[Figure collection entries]
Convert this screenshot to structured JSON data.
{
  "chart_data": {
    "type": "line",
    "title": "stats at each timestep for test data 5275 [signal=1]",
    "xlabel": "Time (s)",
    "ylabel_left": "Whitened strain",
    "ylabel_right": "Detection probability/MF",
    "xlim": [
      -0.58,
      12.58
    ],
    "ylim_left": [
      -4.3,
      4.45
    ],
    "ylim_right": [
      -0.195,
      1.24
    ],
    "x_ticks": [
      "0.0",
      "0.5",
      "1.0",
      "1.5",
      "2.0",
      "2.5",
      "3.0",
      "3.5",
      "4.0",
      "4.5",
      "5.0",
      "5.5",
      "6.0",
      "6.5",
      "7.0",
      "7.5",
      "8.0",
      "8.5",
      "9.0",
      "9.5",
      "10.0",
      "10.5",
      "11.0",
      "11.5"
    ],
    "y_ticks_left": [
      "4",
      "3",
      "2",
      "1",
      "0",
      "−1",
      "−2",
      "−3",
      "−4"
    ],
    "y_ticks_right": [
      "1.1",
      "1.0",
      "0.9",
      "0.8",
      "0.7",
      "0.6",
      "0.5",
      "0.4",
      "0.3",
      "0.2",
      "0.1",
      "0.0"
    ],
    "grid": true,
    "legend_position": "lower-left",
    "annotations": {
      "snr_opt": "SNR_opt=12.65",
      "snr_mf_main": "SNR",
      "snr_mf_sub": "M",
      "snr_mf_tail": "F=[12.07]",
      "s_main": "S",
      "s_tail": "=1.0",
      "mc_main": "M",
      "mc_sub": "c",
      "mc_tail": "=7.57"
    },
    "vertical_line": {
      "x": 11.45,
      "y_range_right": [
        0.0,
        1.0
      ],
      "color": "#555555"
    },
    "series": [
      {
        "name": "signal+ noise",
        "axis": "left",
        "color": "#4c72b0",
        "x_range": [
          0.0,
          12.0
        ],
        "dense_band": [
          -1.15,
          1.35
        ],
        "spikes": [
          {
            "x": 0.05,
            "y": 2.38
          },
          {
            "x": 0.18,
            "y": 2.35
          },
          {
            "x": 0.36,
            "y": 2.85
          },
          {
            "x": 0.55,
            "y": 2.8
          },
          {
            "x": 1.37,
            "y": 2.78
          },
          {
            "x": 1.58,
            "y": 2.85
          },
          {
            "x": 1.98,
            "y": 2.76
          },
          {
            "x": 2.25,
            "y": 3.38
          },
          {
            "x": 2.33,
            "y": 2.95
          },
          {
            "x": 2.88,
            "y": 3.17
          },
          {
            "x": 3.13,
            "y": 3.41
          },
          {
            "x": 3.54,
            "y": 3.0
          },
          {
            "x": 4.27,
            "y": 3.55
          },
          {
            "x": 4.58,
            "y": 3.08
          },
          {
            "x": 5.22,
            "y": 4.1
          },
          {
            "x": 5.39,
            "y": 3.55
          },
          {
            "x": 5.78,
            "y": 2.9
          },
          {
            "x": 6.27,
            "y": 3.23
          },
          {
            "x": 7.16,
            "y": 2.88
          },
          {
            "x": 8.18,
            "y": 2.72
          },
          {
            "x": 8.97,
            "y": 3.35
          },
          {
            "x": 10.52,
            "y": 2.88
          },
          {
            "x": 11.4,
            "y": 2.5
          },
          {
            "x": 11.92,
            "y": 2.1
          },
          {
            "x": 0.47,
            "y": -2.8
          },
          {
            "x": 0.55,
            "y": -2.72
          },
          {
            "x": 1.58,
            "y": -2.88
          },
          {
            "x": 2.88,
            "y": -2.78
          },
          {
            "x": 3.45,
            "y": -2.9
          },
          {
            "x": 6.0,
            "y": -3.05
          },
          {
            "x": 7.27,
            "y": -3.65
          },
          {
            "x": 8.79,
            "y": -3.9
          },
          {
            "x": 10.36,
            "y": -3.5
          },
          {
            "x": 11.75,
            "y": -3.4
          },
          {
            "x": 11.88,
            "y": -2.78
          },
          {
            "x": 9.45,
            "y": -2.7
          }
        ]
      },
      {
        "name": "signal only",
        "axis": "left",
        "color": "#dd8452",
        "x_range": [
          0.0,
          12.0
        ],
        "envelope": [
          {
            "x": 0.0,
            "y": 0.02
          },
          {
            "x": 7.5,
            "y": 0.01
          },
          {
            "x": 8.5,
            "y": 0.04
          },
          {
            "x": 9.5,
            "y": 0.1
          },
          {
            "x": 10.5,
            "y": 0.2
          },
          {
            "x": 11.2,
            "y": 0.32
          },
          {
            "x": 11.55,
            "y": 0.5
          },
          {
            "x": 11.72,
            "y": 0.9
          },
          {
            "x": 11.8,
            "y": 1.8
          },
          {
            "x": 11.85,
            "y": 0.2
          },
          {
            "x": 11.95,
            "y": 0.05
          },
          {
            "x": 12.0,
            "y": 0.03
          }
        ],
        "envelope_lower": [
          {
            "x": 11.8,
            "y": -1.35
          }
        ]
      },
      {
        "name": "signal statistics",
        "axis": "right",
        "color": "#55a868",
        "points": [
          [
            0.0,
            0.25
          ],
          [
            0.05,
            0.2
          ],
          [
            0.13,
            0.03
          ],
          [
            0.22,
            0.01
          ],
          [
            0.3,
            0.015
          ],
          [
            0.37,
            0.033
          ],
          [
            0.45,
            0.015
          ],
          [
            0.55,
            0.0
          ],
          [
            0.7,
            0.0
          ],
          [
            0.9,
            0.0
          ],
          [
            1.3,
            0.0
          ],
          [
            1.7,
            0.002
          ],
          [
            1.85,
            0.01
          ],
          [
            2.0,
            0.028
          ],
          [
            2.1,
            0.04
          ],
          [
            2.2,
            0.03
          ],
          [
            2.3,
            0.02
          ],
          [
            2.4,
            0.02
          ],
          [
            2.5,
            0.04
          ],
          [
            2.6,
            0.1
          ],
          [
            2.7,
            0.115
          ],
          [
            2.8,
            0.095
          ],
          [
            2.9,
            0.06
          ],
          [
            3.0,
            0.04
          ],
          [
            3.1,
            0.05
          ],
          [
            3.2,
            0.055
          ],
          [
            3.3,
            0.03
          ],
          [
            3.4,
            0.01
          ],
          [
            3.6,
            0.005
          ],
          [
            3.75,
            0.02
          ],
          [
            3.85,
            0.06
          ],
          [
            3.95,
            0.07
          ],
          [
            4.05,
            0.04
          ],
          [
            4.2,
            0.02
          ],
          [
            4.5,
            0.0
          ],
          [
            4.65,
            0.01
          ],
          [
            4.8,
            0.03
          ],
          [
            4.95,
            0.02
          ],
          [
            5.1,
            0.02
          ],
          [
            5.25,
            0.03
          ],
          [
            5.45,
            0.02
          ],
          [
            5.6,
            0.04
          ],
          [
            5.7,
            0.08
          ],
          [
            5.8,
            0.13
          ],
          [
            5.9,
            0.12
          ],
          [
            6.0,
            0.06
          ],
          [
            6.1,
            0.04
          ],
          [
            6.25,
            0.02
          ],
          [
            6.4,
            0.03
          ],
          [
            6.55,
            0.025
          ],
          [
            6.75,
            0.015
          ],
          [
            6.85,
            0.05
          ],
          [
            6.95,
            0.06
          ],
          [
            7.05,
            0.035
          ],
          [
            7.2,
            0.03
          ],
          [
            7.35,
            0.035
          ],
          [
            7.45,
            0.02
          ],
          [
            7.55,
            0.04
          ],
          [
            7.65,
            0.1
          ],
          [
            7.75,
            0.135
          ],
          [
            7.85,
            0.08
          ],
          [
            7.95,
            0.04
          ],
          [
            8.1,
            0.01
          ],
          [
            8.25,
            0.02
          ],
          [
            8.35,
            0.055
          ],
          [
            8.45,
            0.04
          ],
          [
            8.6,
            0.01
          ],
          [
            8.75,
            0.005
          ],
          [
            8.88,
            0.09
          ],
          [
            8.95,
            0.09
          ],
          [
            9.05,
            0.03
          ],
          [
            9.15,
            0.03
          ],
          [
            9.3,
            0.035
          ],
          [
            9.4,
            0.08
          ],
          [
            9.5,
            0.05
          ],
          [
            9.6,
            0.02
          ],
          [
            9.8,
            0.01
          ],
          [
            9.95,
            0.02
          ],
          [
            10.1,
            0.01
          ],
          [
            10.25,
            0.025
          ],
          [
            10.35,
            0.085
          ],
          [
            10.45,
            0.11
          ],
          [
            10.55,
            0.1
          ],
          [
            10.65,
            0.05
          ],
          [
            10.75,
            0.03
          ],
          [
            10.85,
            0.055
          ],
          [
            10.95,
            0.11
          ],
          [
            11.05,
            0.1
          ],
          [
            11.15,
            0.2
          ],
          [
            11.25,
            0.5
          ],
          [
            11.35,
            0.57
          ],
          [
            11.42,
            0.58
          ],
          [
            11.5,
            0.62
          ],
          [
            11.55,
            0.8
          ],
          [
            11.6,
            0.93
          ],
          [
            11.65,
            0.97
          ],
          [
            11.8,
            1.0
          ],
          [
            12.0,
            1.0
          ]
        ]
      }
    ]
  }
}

Problem statement ▸ The string "name" may appear in lines of the listing above; tally those lines and give the number only.

Task answer ▸ 3